** EXERCISE OBJECTIVE **
Write out every line of the material as it stands, apart from the pictures.

** RECORDS PROVIDED **
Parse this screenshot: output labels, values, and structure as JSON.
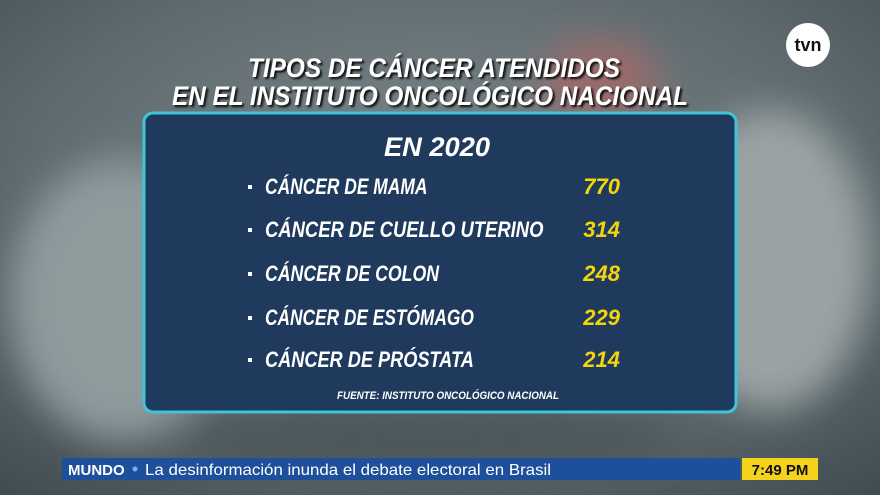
{
  "logo": "tvn",
  "title": [
    "TIPOS DE CÁNCER ATENDIDOS",
    "EN EL INSTITUTO ONCOLÓGICO NACIONAL"
  ],
  "panel": {
    "heading": "EN 2020",
    "items": [
      {
        "label": "CÁNCER DE MAMA",
        "value": 770
      },
      {
        "label": "CÁNCER DE CUELLO UTERINO",
        "value": 314
      },
      {
        "label": "CÁNCER DE COLON",
        "value": 248
      },
      {
        "label": "CÁNCER DE ESTÓMAGO",
        "value": 229
      },
      {
        "label": "CÁNCER DE PRÓSTATA",
        "value": 214
      }
    ],
    "source": "FUENTE: INSTITUTO ONCOLÓGICO NACIONAL"
  },
  "ticker": {
    "section": "MUNDO",
    "headline": "La desinformación inunda el debate electoral en Brasil",
    "time": "7:49 PM"
  }
}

** SOLUTION FOR THIS PROBLEM **
Parse this screenshot: output labels, values, and structure as JSON.
{
  "logo": "tvn",
  "title": [
    "TIPOS DE CÁNCER ATENDIDOS",
    "EN EL INSTITUTO ONCOLÓGICO NACIONAL"
  ],
  "panel": {
    "heading": "EN 2020",
    "items": [
      {
        "label": "CÁNCER DE MAMA",
        "value": 770
      },
      {
        "label": "CÁNCER DE CUELLO UTERINO",
        "value": 314
      },
      {
        "label": "CÁNCER DE COLON",
        "value": 248
      },
      {
        "label": "CÁNCER DE ESTÓMAGO",
        "value": 229
      },
      {
        "label": "CÁNCER DE PRÓSTATA",
        "value": 214
      }
    ],
    "source": "FUENTE: INSTITUTO ONCOLÓGICO NACIONAL"
  },
  "ticker": {
    "section": "MUNDO",
    "headline": "La desinformación inunda el debate electoral en Brasil",
    "time": "7:49 PM"
  }
}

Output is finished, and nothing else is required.